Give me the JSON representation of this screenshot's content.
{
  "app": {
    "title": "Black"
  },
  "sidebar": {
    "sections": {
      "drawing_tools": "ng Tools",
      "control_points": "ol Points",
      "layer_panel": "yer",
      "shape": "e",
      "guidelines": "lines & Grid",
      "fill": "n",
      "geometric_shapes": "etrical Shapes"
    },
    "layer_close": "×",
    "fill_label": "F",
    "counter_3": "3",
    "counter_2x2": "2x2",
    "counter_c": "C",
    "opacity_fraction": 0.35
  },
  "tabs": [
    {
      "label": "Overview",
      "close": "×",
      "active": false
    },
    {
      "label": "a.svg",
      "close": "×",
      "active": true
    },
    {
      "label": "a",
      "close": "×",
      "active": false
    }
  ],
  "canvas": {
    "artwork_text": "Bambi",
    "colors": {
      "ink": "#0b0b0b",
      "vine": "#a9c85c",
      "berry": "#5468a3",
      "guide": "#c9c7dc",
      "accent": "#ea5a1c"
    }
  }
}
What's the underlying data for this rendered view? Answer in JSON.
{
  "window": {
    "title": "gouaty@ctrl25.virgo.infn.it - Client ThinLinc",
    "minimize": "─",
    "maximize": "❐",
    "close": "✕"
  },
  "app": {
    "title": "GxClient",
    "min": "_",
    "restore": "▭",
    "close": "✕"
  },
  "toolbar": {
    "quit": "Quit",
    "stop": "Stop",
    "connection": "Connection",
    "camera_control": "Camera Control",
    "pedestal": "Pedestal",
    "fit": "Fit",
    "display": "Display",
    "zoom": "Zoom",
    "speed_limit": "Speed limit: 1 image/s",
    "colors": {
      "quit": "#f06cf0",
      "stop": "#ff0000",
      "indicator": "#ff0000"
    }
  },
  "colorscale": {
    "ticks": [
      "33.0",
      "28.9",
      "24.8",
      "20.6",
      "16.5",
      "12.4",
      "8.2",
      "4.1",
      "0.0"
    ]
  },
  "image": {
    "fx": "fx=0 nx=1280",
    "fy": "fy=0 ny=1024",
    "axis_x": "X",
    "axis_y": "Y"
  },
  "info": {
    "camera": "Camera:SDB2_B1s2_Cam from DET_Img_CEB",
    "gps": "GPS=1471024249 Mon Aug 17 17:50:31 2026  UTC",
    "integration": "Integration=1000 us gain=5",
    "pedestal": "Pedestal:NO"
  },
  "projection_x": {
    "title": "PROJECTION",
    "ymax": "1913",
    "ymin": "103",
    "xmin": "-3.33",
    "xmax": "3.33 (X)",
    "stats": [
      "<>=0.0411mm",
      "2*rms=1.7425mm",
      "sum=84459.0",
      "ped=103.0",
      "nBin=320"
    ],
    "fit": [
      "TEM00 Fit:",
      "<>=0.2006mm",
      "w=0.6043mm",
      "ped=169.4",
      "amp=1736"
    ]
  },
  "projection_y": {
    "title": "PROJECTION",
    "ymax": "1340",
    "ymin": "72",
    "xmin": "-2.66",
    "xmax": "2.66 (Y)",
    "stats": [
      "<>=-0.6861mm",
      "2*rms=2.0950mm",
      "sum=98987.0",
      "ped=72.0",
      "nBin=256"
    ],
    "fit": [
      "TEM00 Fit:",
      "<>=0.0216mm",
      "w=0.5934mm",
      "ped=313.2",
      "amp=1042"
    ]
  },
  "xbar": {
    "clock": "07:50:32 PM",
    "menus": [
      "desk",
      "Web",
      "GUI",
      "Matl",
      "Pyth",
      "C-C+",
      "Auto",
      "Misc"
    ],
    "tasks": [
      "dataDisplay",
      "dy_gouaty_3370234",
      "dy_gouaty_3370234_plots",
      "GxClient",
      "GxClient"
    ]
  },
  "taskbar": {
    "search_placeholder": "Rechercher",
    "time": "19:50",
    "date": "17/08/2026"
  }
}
* * *
• **What is expected**: Transcribe all the entries, keeping each one exactly as it is.

• **Task response**:
Give me the JSON representation of this screenshot's content.
{
  "app": {
    "title": "Black"
  },
  "sidebar": {
    "sections": {
      "drawing_tools": "ng Tools",
      "control_points": "ol Points",
      "layer_panel": "yer",
      "shape": "e",
      "guidelines": "lines & Grid",
      "fill": "n",
      "geometric_shapes": "etrical Shapes"
    },
    "layer_close": "×",
    "fill_label": "F",
    "counter_3": "3",
    "counter_2x2": "2x2",
    "counter_c": "C",
    "opacity_fraction": 0.35
  },
  "tabs": [
    {
      "label": "Overview",
      "close": "×",
      "active": false
    },
    {
      "label": "a.svg",
      "close": "×",
      "active": true
    },
    {
      "label": "a",
      "close": "×",
      "active": false
    }
  ],
  "canvas": {
    "artwork_text": "Bambi",
    "colors": {
      "ink": "#0b0b0b",
      "vine": "#a9c85c",
      "berry": "#5468a3",
      "guide": "#c9c7dc",
      "accent": "#ea5a1c"
    }
  }
}
What's the underlying data for this rendered view? Answer in JSON.
{
  "window": {
    "title": "gouaty@ctrl25.virgo.infn.it - Client ThinLinc",
    "minimize": "─",
    "maximize": "❐",
    "close": "✕"
  },
  "app": {
    "title": "GxClient",
    "min": "_",
    "restore": "▭",
    "close": "✕"
  },
  "toolbar": {
    "quit": "Quit",
    "stop": "Stop",
    "connection": "Connection",
    "camera_control": "Camera Control",
    "pedestal": "Pedestal",
    "fit": "Fit",
    "display": "Display",
    "zoom": "Zoom",
    "speed_limit": "Speed limit: 1 image/s",
    "colors": {
      "quit": "#f06cf0",
      "stop": "#ff0000",
      "indicator": "#ff0000"
    }
  },
  "colorscale": {
    "ticks": [
      "33.0",
      "28.9",
      "24.8",
      "20.6",
      "16.5",
      "12.4",
      "8.2",
      "4.1",
      "0.0"
    ]
  },
  "image": {
    "fx": "fx=0 nx=1280",
    "fy": "fy=0 ny=1024",
    "axis_x": "X",
    "axis_y": "Y"
  },
  "info": {
    "camera": "Camera:SDB2_B1s2_Cam from DET_Img_CEB",
    "gps": "GPS=1471024249 Mon Aug 17 17:50:31 2026  UTC",
    "integration": "Integration=1000 us gain=5",
    "pedestal": "Pedestal:NO"
  },
  "projection_x": {
    "title": "PROJECTION",
    "ymax": "1913",
    "ymin": "103",
    "xmin": "-3.33",
    "xmax": "3.33 (X)",
    "stats": [
      "<>=0.0411mm",
      "2*rms=1.7425mm",
      "sum=84459.0",
      "ped=103.0",
      "nBin=320"
    ],
    "fit": [
      "TEM00 Fit:",
      "<>=0.2006mm",
      "w=0.6043mm",
      "ped=169.4",
      "amp=1736"
    ]
  },
  "projection_y": {
    "title": "PROJECTION",
    "ymax": "1340",
    "ymin": "72",
    "xmin": "-2.66",
    "xmax": "2.66 (Y)",
    "stats": [
      "<>=-0.6861mm",
      "2*rms=2.0950mm",
      "sum=98987.0",
      "ped=72.0",
      "nBin=256"
    ],
    "fit": [
      "TEM00 Fit:",
      "<>=0.0216mm",
      "w=0.5934mm",
      "ped=313.2",
      "amp=1042"
    ]
  },
  "xbar": {
    "clock": "07:50:32 PM",
    "menus": [
      "desk",
      "Web",
      "GUI",
      "Matl",
      "Pyth",
      "C-C+",
      "Auto",
      "Misc"
    ],
    "tasks": [
      "dataDisplay",
      "dy_gouaty_3370234",
      "dy_gouaty_3370234_plots",
      "GxClient",
      "GxClient"
    ]
  },
  "taskbar": {
    "search_placeholder": "Rechercher",
    "time": "19:50",
    "date": "17/08/2026"
  }
}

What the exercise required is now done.